* [Aim] Exclude the pictures, then copy all remaining records exactly.

○ ○ ○ ○ ○

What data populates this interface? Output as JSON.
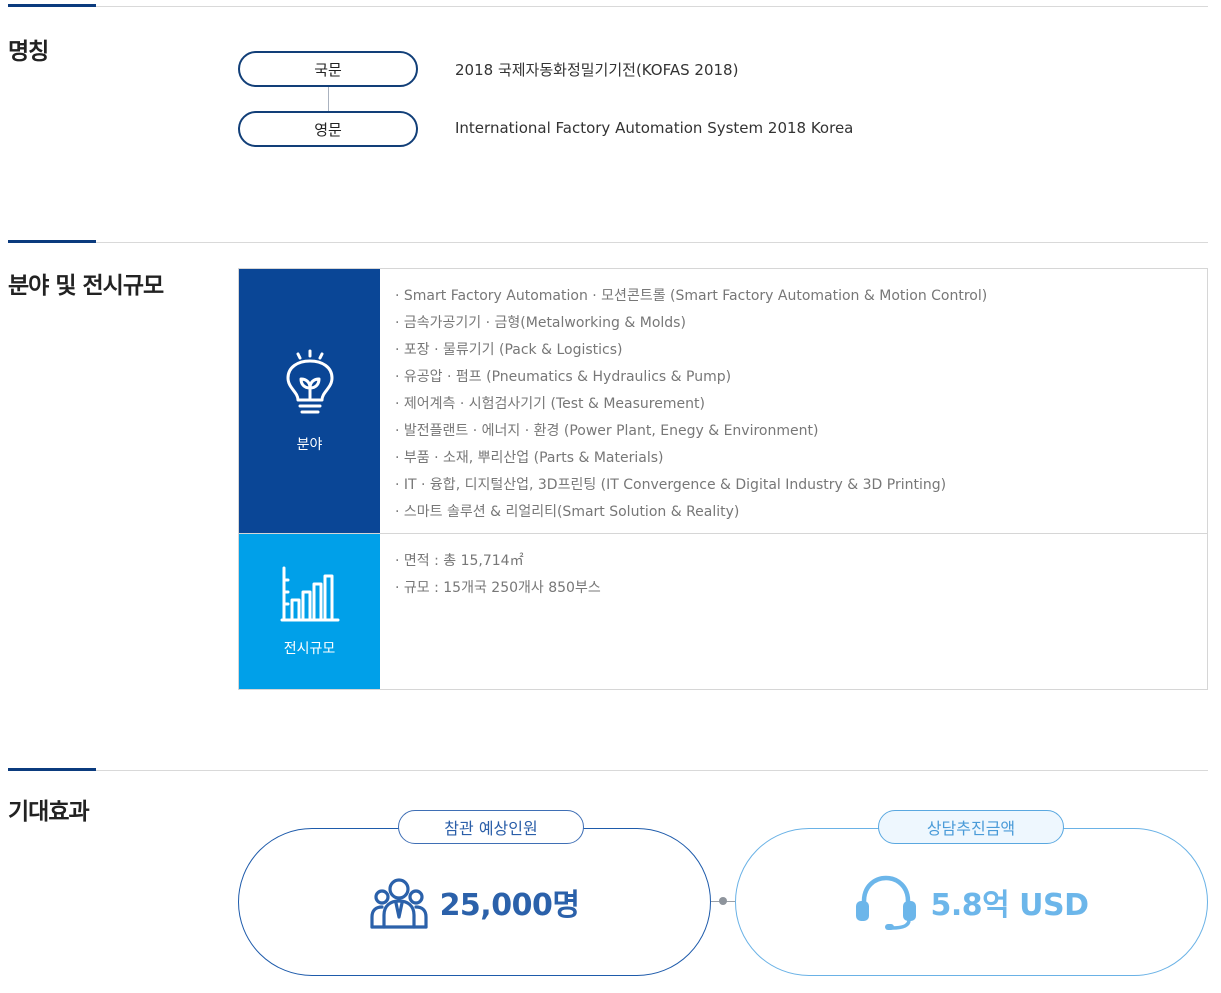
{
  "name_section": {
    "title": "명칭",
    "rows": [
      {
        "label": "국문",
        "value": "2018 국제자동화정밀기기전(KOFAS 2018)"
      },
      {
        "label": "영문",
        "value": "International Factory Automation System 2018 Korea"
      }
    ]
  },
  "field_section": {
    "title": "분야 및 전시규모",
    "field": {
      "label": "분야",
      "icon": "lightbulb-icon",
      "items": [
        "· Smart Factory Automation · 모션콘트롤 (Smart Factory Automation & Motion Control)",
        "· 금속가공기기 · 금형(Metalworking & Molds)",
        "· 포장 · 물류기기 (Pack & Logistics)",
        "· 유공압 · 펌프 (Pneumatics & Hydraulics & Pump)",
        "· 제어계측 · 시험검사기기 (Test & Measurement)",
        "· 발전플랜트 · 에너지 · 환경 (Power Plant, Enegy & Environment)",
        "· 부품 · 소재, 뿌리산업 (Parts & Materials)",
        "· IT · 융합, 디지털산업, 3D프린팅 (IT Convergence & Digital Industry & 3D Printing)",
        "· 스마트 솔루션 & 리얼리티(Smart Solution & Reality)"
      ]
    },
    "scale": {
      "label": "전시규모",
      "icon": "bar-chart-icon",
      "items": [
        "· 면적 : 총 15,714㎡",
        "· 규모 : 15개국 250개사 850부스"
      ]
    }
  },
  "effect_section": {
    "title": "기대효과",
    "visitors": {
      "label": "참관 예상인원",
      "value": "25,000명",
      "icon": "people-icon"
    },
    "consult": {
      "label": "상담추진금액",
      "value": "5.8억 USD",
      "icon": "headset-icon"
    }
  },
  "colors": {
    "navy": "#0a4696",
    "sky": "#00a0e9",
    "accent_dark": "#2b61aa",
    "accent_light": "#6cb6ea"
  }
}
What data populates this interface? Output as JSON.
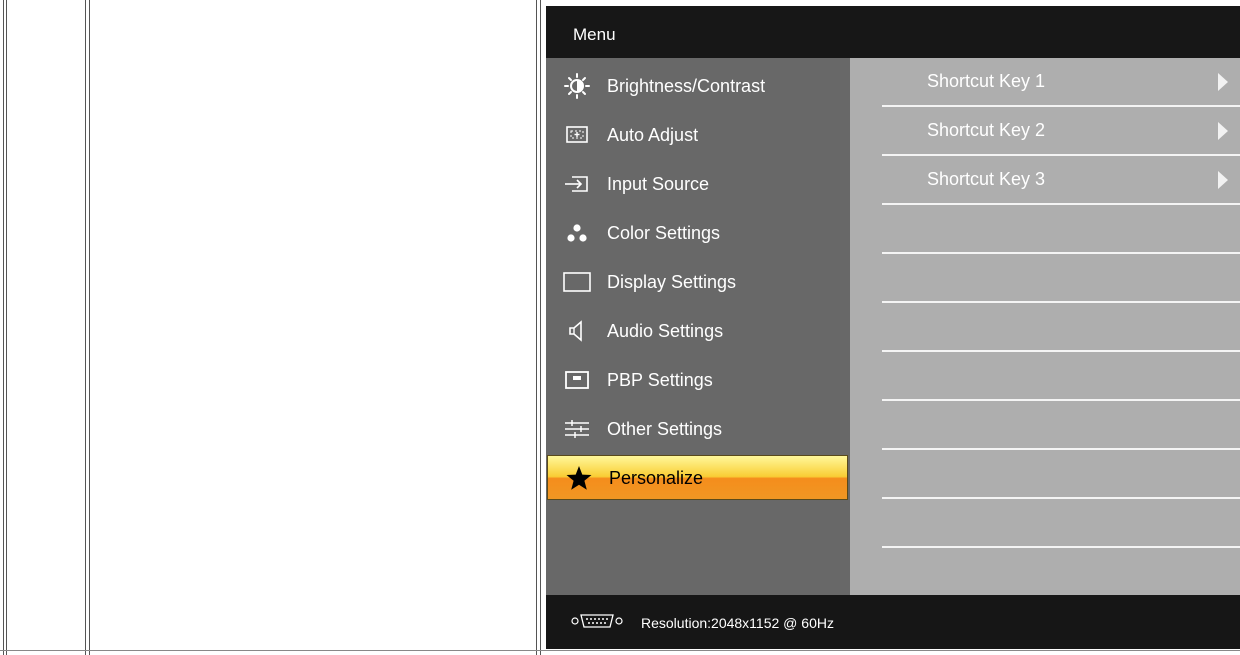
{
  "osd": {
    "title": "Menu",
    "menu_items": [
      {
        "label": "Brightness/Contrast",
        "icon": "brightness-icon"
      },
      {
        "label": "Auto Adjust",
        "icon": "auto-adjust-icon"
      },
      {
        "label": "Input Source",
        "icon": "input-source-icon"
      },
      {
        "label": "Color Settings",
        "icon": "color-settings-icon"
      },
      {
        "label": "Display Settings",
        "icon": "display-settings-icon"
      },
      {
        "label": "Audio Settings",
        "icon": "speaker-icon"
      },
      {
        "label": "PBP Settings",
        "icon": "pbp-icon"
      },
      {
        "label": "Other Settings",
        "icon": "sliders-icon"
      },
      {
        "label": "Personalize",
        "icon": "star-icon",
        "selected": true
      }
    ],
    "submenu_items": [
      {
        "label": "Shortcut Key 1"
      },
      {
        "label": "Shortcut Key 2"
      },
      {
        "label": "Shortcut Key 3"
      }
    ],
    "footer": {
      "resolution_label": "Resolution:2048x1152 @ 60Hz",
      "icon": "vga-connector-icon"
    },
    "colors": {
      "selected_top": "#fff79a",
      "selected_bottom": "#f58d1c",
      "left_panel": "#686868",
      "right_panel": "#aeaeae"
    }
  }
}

○ ○ ○ ○ ○

* [Solution to this exercise]
What data populates this interface? Output as JSON.
{
  "name_section": {
    "title": "명칭",
    "rows": [
      {
        "label": "국문",
        "value": "2018 국제자동화정밀기기전(KOFAS 2018)"
      },
      {
        "label": "영문",
        "value": "International Factory Automation System 2018 Korea"
      }
    ]
  },
  "field_section": {
    "title": "분야 및 전시규모",
    "field": {
      "label": "분야",
      "icon": "lightbulb-icon",
      "items": [
        "· Smart Factory Automation · 모션콘트롤 (Smart Factory Automation & Motion Control)",
        "· 금속가공기기 · 금형(Metalworking & Molds)",
        "· 포장 · 물류기기 (Pack & Logistics)",
        "· 유공압 · 펌프 (Pneumatics & Hydraulics & Pump)",
        "· 제어계측 · 시험검사기기 (Test & Measurement)",
        "· 발전플랜트 · 에너지 · 환경 (Power Plant, Enegy & Environment)",
        "· 부품 · 소재, 뿌리산업 (Parts & Materials)",
        "· IT · 융합, 디지털산업, 3D프린팅 (IT Convergence & Digital Industry & 3D Printing)",
        "· 스마트 솔루션 & 리얼리티(Smart Solution & Reality)"
      ]
    },
    "scale": {
      "label": "전시규모",
      "icon": "bar-chart-icon",
      "items": [
        "· 면적 : 총 15,714㎡",
        "· 규모 : 15개국 250개사 850부스"
      ]
    }
  },
  "effect_section": {
    "title": "기대효과",
    "visitors": {
      "label": "참관 예상인원",
      "value": "25,000명",
      "icon": "people-icon"
    },
    "consult": {
      "label": "상담추진금액",
      "value": "5.8억 USD",
      "icon": "headset-icon"
    }
  },
  "colors": {
    "navy": "#0a4696",
    "sky": "#00a0e9",
    "accent_dark": "#2b61aa",
    "accent_light": "#6cb6ea"
  }
}
What data populates this interface? Output as JSON.
{
  "osd": {
    "title": "Menu",
    "menu_items": [
      {
        "label": "Brightness/Contrast",
        "icon": "brightness-icon"
      },
      {
        "label": "Auto Adjust",
        "icon": "auto-adjust-icon"
      },
      {
        "label": "Input Source",
        "icon": "input-source-icon"
      },
      {
        "label": "Color Settings",
        "icon": "color-settings-icon"
      },
      {
        "label": "Display Settings",
        "icon": "display-settings-icon"
      },
      {
        "label": "Audio Settings",
        "icon": "speaker-icon"
      },
      {
        "label": "PBP Settings",
        "icon": "pbp-icon"
      },
      {
        "label": "Other Settings",
        "icon": "sliders-icon"
      },
      {
        "label": "Personalize",
        "icon": "star-icon",
        "selected": true
      }
    ],
    "submenu_items": [
      {
        "label": "Shortcut Key 1"
      },
      {
        "label": "Shortcut Key 2"
      },
      {
        "label": "Shortcut Key 3"
      }
    ],
    "footer": {
      "resolution_label": "Resolution:2048x1152 @ 60Hz",
      "icon": "vga-connector-icon"
    },
    "colors": {
      "selected_top": "#fff79a",
      "selected_bottom": "#f58d1c",
      "left_panel": "#686868",
      "right_panel": "#aeaeae"
    }
  }
}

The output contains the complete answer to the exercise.